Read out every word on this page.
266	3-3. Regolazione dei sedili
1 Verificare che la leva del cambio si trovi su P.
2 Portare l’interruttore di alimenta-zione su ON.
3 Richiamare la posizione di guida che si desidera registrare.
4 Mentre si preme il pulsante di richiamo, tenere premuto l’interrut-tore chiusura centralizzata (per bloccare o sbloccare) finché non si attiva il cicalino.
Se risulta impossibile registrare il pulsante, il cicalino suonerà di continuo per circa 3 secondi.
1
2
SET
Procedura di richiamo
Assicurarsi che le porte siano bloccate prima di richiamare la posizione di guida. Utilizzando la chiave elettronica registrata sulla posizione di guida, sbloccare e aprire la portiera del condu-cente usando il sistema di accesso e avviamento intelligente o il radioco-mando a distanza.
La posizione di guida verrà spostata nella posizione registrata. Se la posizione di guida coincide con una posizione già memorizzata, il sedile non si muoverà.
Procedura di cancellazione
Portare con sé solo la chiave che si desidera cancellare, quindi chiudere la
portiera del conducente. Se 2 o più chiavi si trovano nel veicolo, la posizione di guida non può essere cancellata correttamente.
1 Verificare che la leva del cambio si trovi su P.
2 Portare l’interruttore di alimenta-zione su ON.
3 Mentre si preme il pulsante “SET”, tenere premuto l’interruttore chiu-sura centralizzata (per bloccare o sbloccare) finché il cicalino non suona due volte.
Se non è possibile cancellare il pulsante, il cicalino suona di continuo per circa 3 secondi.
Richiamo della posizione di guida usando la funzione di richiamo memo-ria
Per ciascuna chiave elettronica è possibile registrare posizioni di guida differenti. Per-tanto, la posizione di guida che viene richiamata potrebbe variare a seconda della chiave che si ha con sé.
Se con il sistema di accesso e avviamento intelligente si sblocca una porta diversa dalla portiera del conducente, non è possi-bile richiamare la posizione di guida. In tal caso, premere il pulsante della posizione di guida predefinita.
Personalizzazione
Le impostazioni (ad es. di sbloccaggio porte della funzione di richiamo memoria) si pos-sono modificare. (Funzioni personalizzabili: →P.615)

TASK DESCRIPTION:
Repeat the records above exactly.

REPLY TO THE TASK:
Read out every word on this page.
266	3-3. Regolazione dei sedili
1 Verificare che la leva del cambio si trovi su P.
2 Portare l’interruttore di alimenta-zione su ON.
3 Richiamare la posizione di guida che si desidera registrare.
4 Mentre si preme il pulsante di richiamo, tenere premuto l’interrut-tore chiusura centralizzata (per bloccare o sbloccare) finché non si attiva il cicalino.
Se risulta impossibile registrare il pulsante, il cicalino suonerà di continuo per circa 3 secondi.
1
2
SET
Procedura di richiamo
Assicurarsi che le porte siano bloccate prima di richiamare la posizione di guida. Utilizzando la chiave elettronica registrata sulla posizione di guida, sbloccare e aprire la portiera del condu-cente usando il sistema di accesso e avviamento intelligente o il radioco-mando a distanza.
La posizione di guida verrà spostata nella posizione registrata. Se la posizione di guida coincide con una posizione già memorizzata, il sedile non si muoverà.
Procedura di cancellazione
Portare con sé solo la chiave che si desidera cancellare, quindi chiudere la
portiera del conducente. Se 2 o più chiavi si trovano nel veicolo, la posizione di guida non può essere cancellata correttamente.
1 Verificare che la leva del cambio si trovi su P.
2 Portare l’interruttore di alimenta-zione su ON.
3 Mentre si preme il pulsante “SET”, tenere premuto l’interruttore chiu-sura centralizzata (per bloccare o sbloccare) finché il cicalino non suona due volte.
Se non è possibile cancellare il pulsante, il cicalino suona di continuo per circa 3 secondi.
Richiamo della posizione di guida usando la funzione di richiamo memo-ria
Per ciascuna chiave elettronica è possibile registrare posizioni di guida differenti. Per-tanto, la posizione di guida che viene richiamata potrebbe variare a seconda della chiave che si ha con sé.
Se con il sistema di accesso e avviamento intelligente si sblocca una porta diversa dalla portiera del conducente, non è possi-bile richiamare la posizione di guida. In tal caso, premere il pulsante della posizione di guida predefinita.
Personalizzazione
Le impostazioni (ad es. di sbloccaggio porte della funzione di richiamo memoria) si pos-sono modificare. (Funzioni personalizzabili: →P.615)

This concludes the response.